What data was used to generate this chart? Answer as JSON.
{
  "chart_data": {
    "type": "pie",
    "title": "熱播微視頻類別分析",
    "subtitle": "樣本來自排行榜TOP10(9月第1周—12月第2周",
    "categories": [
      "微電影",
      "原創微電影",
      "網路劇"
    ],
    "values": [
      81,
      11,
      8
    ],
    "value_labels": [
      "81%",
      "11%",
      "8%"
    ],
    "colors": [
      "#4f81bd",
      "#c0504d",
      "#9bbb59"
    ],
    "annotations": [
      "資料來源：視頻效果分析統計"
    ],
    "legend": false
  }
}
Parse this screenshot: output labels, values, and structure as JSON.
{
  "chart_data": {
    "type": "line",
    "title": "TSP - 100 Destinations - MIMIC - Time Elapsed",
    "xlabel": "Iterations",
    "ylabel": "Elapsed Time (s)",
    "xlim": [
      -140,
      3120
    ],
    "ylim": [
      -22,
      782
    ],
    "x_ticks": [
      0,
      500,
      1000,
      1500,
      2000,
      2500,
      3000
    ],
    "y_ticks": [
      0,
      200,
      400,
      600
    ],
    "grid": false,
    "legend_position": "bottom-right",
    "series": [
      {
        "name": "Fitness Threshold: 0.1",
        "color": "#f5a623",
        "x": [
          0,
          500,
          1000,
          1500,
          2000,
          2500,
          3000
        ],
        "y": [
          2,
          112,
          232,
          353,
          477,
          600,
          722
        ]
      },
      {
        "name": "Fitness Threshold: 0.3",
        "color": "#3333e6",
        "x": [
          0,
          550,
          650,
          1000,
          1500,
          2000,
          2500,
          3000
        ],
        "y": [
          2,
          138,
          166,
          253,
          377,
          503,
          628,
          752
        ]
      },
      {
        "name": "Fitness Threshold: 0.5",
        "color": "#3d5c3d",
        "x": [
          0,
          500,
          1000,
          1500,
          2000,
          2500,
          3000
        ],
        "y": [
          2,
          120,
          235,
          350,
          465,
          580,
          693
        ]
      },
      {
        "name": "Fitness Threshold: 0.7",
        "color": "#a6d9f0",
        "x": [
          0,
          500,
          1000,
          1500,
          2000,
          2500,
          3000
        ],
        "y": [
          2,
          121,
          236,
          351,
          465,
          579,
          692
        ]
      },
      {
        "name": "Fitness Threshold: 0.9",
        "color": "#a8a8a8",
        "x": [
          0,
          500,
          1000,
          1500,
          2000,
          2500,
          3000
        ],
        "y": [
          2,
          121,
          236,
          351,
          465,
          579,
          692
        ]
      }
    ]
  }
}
--
Exercise objective:
All of the entries need to be reproduced exactly; please write them out.

The response:
What data was used to generate this chart? Answer as JSON.
{
  "chart_data": {
    "type": "pie",
    "title": "熱播微視頻類別分析",
    "subtitle": "樣本來自排行榜TOP10(9月第1周—12月第2周",
    "categories": [
      "微電影",
      "原創微電影",
      "網路劇"
    ],
    "values": [
      81,
      11,
      8
    ],
    "value_labels": [
      "81%",
      "11%",
      "8%"
    ],
    "colors": [
      "#4f81bd",
      "#c0504d",
      "#9bbb59"
    ],
    "annotations": [
      "資料來源：視頻效果分析統計"
    ],
    "legend": false
  }
}
Parse this screenshot: output labels, values, and structure as JSON.
{
  "chart_data": {
    "type": "line",
    "title": "TSP - 100 Destinations - MIMIC - Time Elapsed",
    "xlabel": "Iterations",
    "ylabel": "Elapsed Time (s)",
    "xlim": [
      -140,
      3120
    ],
    "ylim": [
      -22,
      782
    ],
    "x_ticks": [
      0,
      500,
      1000,
      1500,
      2000,
      2500,
      3000
    ],
    "y_ticks": [
      0,
      200,
      400,
      600
    ],
    "grid": false,
    "legend_position": "bottom-right",
    "series": [
      {
        "name": "Fitness Threshold: 0.1",
        "color": "#f5a623",
        "x": [
          0,
          500,
          1000,
          1500,
          2000,
          2500,
          3000
        ],
        "y": [
          2,
          112,
          232,
          353,
          477,
          600,
          722
        ]
      },
      {
        "name": "Fitness Threshold: 0.3",
        "color": "#3333e6",
        "x": [
          0,
          550,
          650,
          1000,
          1500,
          2000,
          2500,
          3000
        ],
        "y": [
          2,
          138,
          166,
          253,
          377,
          503,
          628,
          752
        ]
      },
      {
        "name": "Fitness Threshold: 0.5",
        "color": "#3d5c3d",
        "x": [
          0,
          500,
          1000,
          1500,
          2000,
          2500,
          3000
        ],
        "y": [
          2,
          120,
          235,
          350,
          465,
          580,
          693
        ]
      },
      {
        "name": "Fitness Threshold: 0.7",
        "color": "#a6d9f0",
        "x": [
          0,
          500,
          1000,
          1500,
          2000,
          2500,
          3000
        ],
        "y": [
          2,
          121,
          236,
          351,
          465,
          579,
          692
        ]
      },
      {
        "name": "Fitness Threshold: 0.9",
        "color": "#a8a8a8",
        "x": [
          0,
          500,
          1000,
          1500,
          2000,
          2500,
          3000
        ],
        "y": [
          2,
          121,
          236,
          351,
          465,
          579,
          692
        ]
      }
    ]
  }
}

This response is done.